▶ WORK TO COMPLETE
Print all of the entries exactly, minus the pictures.

▶ Records that describe figures
= = = =

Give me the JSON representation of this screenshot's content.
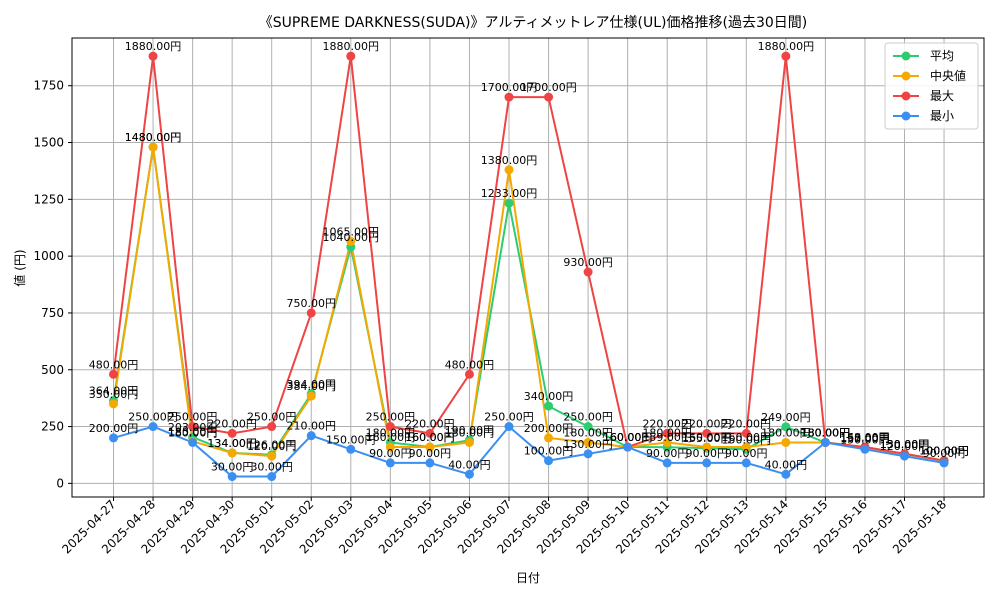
{
  "chart_data": {
    "type": "line",
    "title": "《SUPREME DARKNESS(SUDA)》アルティメットレア仕様(UL)価格推移(過去30日間)",
    "xlabel": "日付",
    "ylabel": "値 (円)",
    "ylim": [
      -60,
      1960
    ],
    "yticks": [
      0,
      250,
      500,
      750,
      1000,
      1250,
      1500,
      1750
    ],
    "grid": true,
    "legend_position": "top-right",
    "value_suffix": "円",
    "categories": [
      "2025-04-27",
      "2025-04-28",
      "2025-04-29",
      "2025-04-30",
      "2025-05-01",
      "2025-05-02",
      "2025-05-03",
      "2025-05-04",
      "2025-05-05",
      "2025-05-06",
      "2025-05-07",
      "2025-05-08",
      "2025-05-09",
      "2025-05-10",
      "2025-05-11",
      "2025-05-12",
      "2025-05-13",
      "2025-05-14",
      "2025-05-15",
      "2025-05-16",
      "2025-05-17",
      "2025-05-18"
    ],
    "series": [
      {
        "name": "平均",
        "color": "#2ecc71",
        "values": [
          364,
          1480,
          203,
          134,
          126,
          394,
          1040,
          180,
          160,
          190,
          1233,
          340,
          250,
          160,
          159,
          155,
          150,
          249,
          180,
          157,
          130,
          100
        ]
      },
      {
        "name": "中央値",
        "color": "#f5a800",
        "values": [
          350,
          1480,
          185,
          134,
          120,
          384,
          1065,
          160,
          160,
          180,
          1380,
          200,
          180,
          160,
          180,
          160,
          160,
          180,
          180,
          155,
          130,
          100
        ]
      },
      {
        "name": "最大",
        "color": "#ef4444",
        "values": [
          480,
          1880,
          250,
          220,
          250,
          750,
          1880,
          250,
          220,
          480,
          1700,
          1700,
          930,
          160,
          220,
          220,
          220,
          1880,
          180,
          160,
          130,
          100
        ]
      },
      {
        "name": "最小",
        "color": "#3b8ff0",
        "values": [
          200,
          250,
          180,
          30,
          30,
          210,
          150,
          90,
          90,
          40,
          250,
          100,
          130,
          160,
          90,
          90,
          90,
          40,
          180,
          150,
          120,
          90
        ]
      }
    ]
  }
}
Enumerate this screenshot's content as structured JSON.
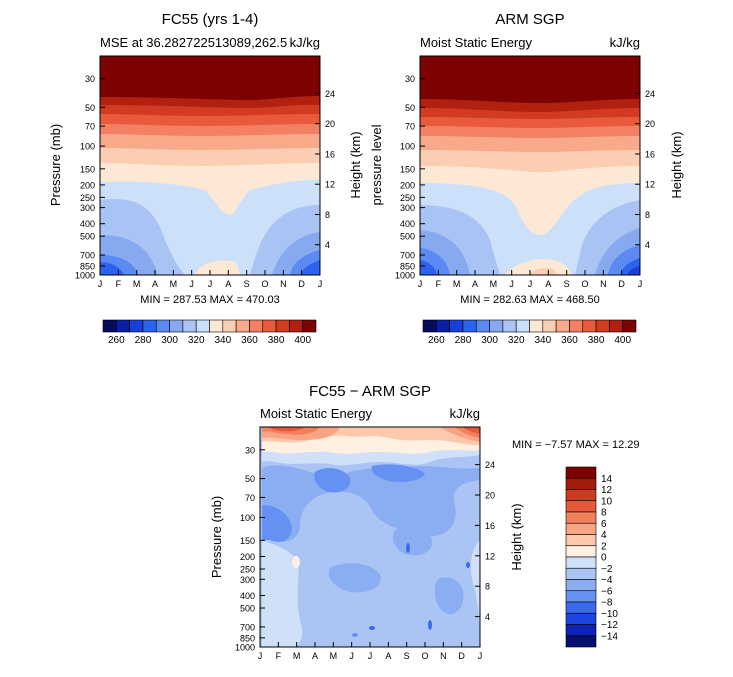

= = = =

▶ EXERCISE RESPONSE
Give me the JSON representation of this screenshot's content.
{
  "chart_data": {
    "type": "line",
    "title": "《SUPREME DARKNESS(SUDA)》アルティメットレア仕様(UL)価格推移(過去30日間)",
    "xlabel": "日付",
    "ylabel": "値 (円)",
    "ylim": [
      -60,
      1960
    ],
    "yticks": [
      0,
      250,
      500,
      750,
      1000,
      1250,
      1500,
      1750
    ],
    "grid": true,
    "legend_position": "top-right",
    "value_suffix": "円",
    "categories": [
      "2025-04-27",
      "2025-04-28",
      "2025-04-29",
      "2025-04-30",
      "2025-05-01",
      "2025-05-02",
      "2025-05-03",
      "2025-05-04",
      "2025-05-05",
      "2025-05-06",
      "2025-05-07",
      "2025-05-08",
      "2025-05-09",
      "2025-05-10",
      "2025-05-11",
      "2025-05-12",
      "2025-05-13",
      "2025-05-14",
      "2025-05-15",
      "2025-05-16",
      "2025-05-17",
      "2025-05-18"
    ],
    "series": [
      {
        "name": "平均",
        "color": "#2ecc71",
        "values": [
          364,
          1480,
          203,
          134,
          126,
          394,
          1040,
          180,
          160,
          190,
          1233,
          340,
          250,
          160,
          159,
          155,
          150,
          249,
          180,
          157,
          130,
          100
        ]
      },
      {
        "name": "中央値",
        "color": "#f5a800",
        "values": [
          350,
          1480,
          185,
          134,
          120,
          384,
          1065,
          160,
          160,
          180,
          1380,
          200,
          180,
          160,
          180,
          160,
          160,
          180,
          180,
          155,
          130,
          100
        ]
      },
      {
        "name": "最大",
        "color": "#ef4444",
        "values": [
          480,
          1880,
          250,
          220,
          250,
          750,
          1880,
          250,
          220,
          480,
          1700,
          1700,
          930,
          160,
          220,
          220,
          220,
          1880,
          180,
          160,
          130,
          100
        ]
      },
      {
        "name": "最小",
        "color": "#3b8ff0",
        "values": [
          200,
          250,
          180,
          30,
          30,
          210,
          150,
          90,
          90,
          40,
          250,
          100,
          130,
          160,
          90,
          90,
          90,
          40,
          180,
          150,
          120,
          90
        ]
      }
    ]
  }
}
Enumerate this screenshot's content as structured JSON.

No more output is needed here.